• [WORK TO COMPLETE]: Spot each line that carries the word "content"; copy those lines.

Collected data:
· · · ·

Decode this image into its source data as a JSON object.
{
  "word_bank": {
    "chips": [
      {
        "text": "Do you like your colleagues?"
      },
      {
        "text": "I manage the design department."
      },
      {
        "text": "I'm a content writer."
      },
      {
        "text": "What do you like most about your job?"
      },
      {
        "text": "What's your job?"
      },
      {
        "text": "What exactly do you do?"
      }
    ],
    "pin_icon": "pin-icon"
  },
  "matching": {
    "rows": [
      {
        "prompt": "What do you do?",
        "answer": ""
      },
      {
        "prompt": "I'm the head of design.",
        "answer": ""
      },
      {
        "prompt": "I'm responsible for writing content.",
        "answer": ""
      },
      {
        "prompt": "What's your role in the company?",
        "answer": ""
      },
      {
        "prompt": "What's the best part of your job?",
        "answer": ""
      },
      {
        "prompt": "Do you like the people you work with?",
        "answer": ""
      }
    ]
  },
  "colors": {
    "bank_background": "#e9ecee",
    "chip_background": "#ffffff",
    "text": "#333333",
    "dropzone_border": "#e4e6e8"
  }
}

· · · ·

• [CORRECT ANSWER]:
        "text": "I'm a content writer."
        "prompt": "I'm responsible for writing content.",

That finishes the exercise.